WHAT YOU HAVE TO DO: Below is a block of records; reproduce all of them exactly and leave out any pictures.

RECORDS FOR THIS EXERCISE:
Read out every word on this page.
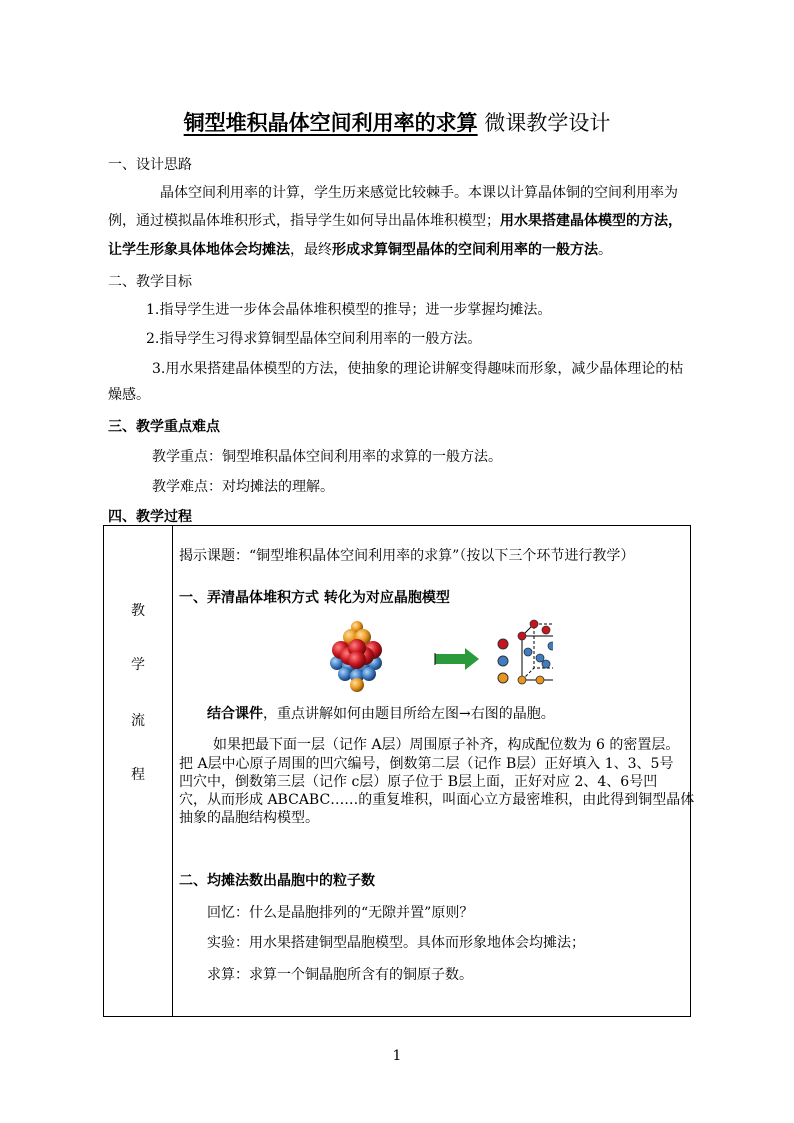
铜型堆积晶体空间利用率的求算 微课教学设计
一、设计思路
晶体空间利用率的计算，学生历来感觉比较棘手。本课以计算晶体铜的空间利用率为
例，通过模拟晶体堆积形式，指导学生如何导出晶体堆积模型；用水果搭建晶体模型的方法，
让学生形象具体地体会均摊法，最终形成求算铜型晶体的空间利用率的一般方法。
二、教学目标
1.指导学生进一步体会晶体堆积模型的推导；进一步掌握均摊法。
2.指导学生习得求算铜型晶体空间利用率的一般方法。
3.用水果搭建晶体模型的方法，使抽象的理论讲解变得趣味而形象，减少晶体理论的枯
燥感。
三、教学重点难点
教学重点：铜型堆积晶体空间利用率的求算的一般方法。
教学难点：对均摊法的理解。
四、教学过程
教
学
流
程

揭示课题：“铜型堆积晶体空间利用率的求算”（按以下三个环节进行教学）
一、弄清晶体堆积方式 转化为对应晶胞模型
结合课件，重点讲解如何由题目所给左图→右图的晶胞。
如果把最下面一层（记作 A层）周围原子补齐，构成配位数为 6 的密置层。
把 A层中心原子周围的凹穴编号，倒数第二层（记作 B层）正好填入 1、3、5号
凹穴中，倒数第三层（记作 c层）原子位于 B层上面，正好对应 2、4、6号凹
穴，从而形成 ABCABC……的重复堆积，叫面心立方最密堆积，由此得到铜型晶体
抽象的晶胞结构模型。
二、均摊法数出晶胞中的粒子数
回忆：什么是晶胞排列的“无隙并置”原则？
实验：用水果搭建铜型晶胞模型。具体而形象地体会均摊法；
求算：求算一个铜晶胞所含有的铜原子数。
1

ANSWER TO THIS PROBLEM:
Read out every word on this page.
铜型堆积晶体空间利用率的求算 微课教学设计
一、设计思路
晶体空间利用率的计算，学生历来感觉比较棘手。本课以计算晶体铜的空间利用率为
例，通过模拟晶体堆积形式，指导学生如何导出晶体堆积模型；用水果搭建晶体模型的方法，
让学生形象具体地体会均摊法，最终形成求算铜型晶体的空间利用率的一般方法。
二、教学目标
1.指导学生进一步体会晶体堆积模型的推导；进一步掌握均摊法。
2.指导学生习得求算铜型晶体空间利用率的一般方法。
3.用水果搭建晶体模型的方法，使抽象的理论讲解变得趣味而形象，减少晶体理论的枯
燥感。
三、教学重点难点
教学重点：铜型堆积晶体空间利用率的求算的一般方法。
教学难点：对均摊法的理解。
四、教学过程
教
学
流
程

揭示课题：“铜型堆积晶体空间利用率的求算”（按以下三个环节进行教学）
一、弄清晶体堆积方式 转化为对应晶胞模型
结合课件，重点讲解如何由题目所给左图→右图的晶胞。
如果把最下面一层（记作 A层）周围原子补齐，构成配位数为 6 的密置层。
把 A层中心原子周围的凹穴编号，倒数第二层（记作 B层）正好填入 1、3、5号
凹穴中，倒数第三层（记作 c层）原子位于 B层上面，正好对应 2、4、6号凹
穴，从而形成 ABCABC……的重复堆积，叫面心立方最密堆积，由此得到铜型晶体
抽象的晶胞结构模型。
二、均摊法数出晶胞中的粒子数
回忆：什么是晶胞排列的“无隙并置”原则？
实验：用水果搭建铜型晶胞模型。具体而形象地体会均摊法；
求算：求算一个铜晶胞所含有的铜原子数。
1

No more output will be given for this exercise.